AIM OF THE EXERCISE —
Transcribe the entries that follow, word for word.

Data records
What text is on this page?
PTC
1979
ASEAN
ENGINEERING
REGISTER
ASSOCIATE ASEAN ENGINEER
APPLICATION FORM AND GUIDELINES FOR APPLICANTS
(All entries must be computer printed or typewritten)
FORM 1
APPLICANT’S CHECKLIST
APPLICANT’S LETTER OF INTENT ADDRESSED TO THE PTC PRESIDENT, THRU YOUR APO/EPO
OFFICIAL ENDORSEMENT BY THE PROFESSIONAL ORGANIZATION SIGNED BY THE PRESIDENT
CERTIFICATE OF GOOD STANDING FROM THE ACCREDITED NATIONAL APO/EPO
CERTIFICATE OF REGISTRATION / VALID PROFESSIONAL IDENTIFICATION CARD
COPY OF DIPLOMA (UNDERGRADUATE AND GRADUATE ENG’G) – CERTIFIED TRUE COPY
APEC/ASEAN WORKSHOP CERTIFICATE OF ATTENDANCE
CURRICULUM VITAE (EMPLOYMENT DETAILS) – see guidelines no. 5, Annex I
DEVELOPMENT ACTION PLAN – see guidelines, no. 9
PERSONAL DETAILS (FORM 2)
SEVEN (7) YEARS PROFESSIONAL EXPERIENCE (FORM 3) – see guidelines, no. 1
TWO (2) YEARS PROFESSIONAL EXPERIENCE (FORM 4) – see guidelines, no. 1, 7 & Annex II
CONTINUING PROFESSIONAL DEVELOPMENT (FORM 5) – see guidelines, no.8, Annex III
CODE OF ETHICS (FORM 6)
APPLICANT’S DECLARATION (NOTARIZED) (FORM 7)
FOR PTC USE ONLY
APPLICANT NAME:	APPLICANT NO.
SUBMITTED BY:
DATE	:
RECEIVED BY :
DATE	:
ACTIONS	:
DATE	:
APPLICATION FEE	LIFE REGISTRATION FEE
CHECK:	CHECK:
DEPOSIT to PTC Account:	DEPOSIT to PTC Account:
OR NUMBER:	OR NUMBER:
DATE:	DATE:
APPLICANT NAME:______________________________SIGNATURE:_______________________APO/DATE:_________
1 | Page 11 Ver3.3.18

RESULT OF THIS EXERCISE —
What text is on this page?
PTC
1979
ASEAN
ENGINEERING
REGISTER
ASSOCIATE ASEAN ENGINEER
APPLICATION FORM AND GUIDELINES FOR APPLICANTS
(All entries must be computer printed or typewritten)
FORM 1
APPLICANT’S CHECKLIST
APPLICANT’S LETTER OF INTENT ADDRESSED TO THE PTC PRESIDENT, THRU YOUR APO/EPO
OFFICIAL ENDORSEMENT BY THE PROFESSIONAL ORGANIZATION SIGNED BY THE PRESIDENT
CERTIFICATE OF GOOD STANDING FROM THE ACCREDITED NATIONAL APO/EPO
CERTIFICATE OF REGISTRATION / VALID PROFESSIONAL IDENTIFICATION CARD
COPY OF DIPLOMA (UNDERGRADUATE AND GRADUATE ENG’G) – CERTIFIED TRUE COPY
APEC/ASEAN WORKSHOP CERTIFICATE OF ATTENDANCE
CURRICULUM VITAE (EMPLOYMENT DETAILS) – see guidelines no. 5, Annex I
DEVELOPMENT ACTION PLAN – see guidelines, no. 9
PERSONAL DETAILS (FORM 2)
SEVEN (7) YEARS PROFESSIONAL EXPERIENCE (FORM 3) – see guidelines, no. 1
TWO (2) YEARS PROFESSIONAL EXPERIENCE (FORM 4) – see guidelines, no. 1, 7 & Annex II
CONTINUING PROFESSIONAL DEVELOPMENT (FORM 5) – see guidelines, no.8, Annex III
CODE OF ETHICS (FORM 6)
APPLICANT’S DECLARATION (NOTARIZED) (FORM 7)
FOR PTC USE ONLY
APPLICANT NAME:	APPLICANT NO.
SUBMITTED BY:
DATE	:
RECEIVED BY :
DATE	:
ACTIONS	:
DATE	:
APPLICATION FEE	LIFE REGISTRATION FEE
CHECK:	CHECK:
DEPOSIT to PTC Account:	DEPOSIT to PTC Account:
OR NUMBER:	OR NUMBER:
DATE:	DATE:
APPLICANT NAME:______________________________SIGNATURE:_______________________APO/DATE:_________
1 | Page 11 Ver3.3.18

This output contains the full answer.